─── Recorded information ───

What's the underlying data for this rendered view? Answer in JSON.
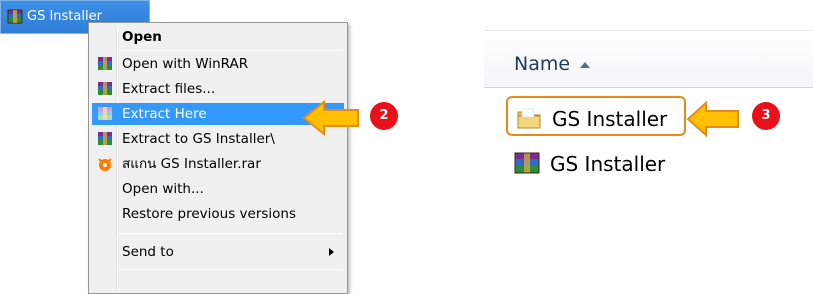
{
  "desktop_file": {
    "name": "GS Installer",
    "icon": "winrar-archive-icon"
  },
  "context_menu": {
    "items": [
      {
        "label": "Open",
        "icon": "",
        "bold": true
      },
      {
        "label": "Open with WinRAR",
        "icon": "winrar-icon"
      },
      {
        "label": "Extract files...",
        "icon": "winrar-icon"
      },
      {
        "label": "Extract Here",
        "icon": "winrar-icon",
        "highlighted": true
      },
      {
        "label": "Extract to GS Installer\\",
        "icon": "winrar-icon"
      },
      {
        "label": "สแกน GS Installer.rar",
        "icon": "avast-icon"
      },
      {
        "label": "Open with...",
        "icon": ""
      },
      {
        "label": "Restore previous versions",
        "icon": ""
      },
      {
        "label": "Send to",
        "icon": "",
        "submenu": true
      }
    ]
  },
  "explorer": {
    "column_header": "Name",
    "sort": "ascending",
    "rows": [
      {
        "name": "GS Installer",
        "type": "folder",
        "icon": "folder-icon"
      },
      {
        "name": "GS Installer",
        "type": "archive",
        "icon": "winrar-archive-icon"
      }
    ]
  },
  "annotations": [
    {
      "step": "2",
      "color": "#e8111a"
    },
    {
      "step": "3",
      "color": "#e8111a"
    }
  ],
  "colors": {
    "highlight": "#3399ff",
    "arrow_fill": "#ffc000",
    "outline": "#e68a1c",
    "badge": "#e8111a"
  }
}
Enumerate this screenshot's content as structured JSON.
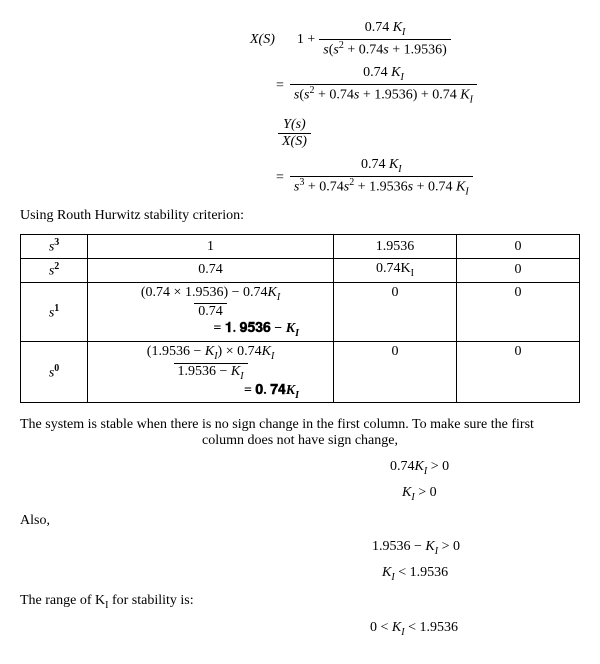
{
  "eq1": {
    "lhs_top": "X(S)",
    "rhs_prefix": "1 +",
    "num": "0.74 K_I",
    "den": "s(s^2 + 0.74s + 1.9536)"
  },
  "eq2": {
    "num": "0.74 K_I",
    "den": "s(s^2 + 0.74s + 1.9536) + 0.74 K_I"
  },
  "eq3": {
    "top": "Y(s)",
    "bot": "X(S)"
  },
  "eq4": {
    "num": "0.74 K_I",
    "den": "s^3 + 0.74s^2 + 1.9536s + 0.74 K_I"
  },
  "text": {
    "routh_intro": "Using Routh Hurwitz stability criterion:",
    "stable_intro1": "The system is stable when there is no sign change in the first column. To make sure the first",
    "stable_intro2": "column does not have sign change,",
    "also": "Also,",
    "range": "The range of K_I for stability is:"
  },
  "table": {
    "rows": [
      {
        "power": "s^3",
        "col2": "1",
        "col3": "1.9536",
        "col4": "0"
      },
      {
        "power": "s^2",
        "col2": "0.74",
        "col3": "0.74K_I",
        "col4": "0"
      },
      {
        "power": "s^1",
        "col2_num": "(0.74 × 1.9536) − 0.74K_I",
        "col2_den": "0.74",
        "col2_result": "= 1.9536 − K_I",
        "col3": "0",
        "col4": "0"
      },
      {
        "power": "s^0",
        "col2_num": "(1.9536 − K_I) × 0.74K_I",
        "col2_den": "1.9536 − K_I",
        "col2_result": "= 0.74K_I",
        "col3": "0",
        "col4": "0"
      }
    ]
  },
  "conditions": {
    "c1": "0.74K_I > 0",
    "c2": "K_I > 0",
    "c3": "1.9536 − K_I > 0",
    "c4": "K_I < 1.9536",
    "final": "0 < K_I < 1.9536"
  }
}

───

▸ What you have to do
Which lines hold the string "label"? List them all.

▸ Answer to the problem
        "label": "Open",
        "label": "Open with WinRAR",
        "label": "Extract files...",
        "label": "Extract Here",
        "label": "Extract to GS Installer\\",
        "label": "สแกน GS Installer.rar",
        "label": "Open with...",
        "label": "Restore previous versions",
        "label": "Send to",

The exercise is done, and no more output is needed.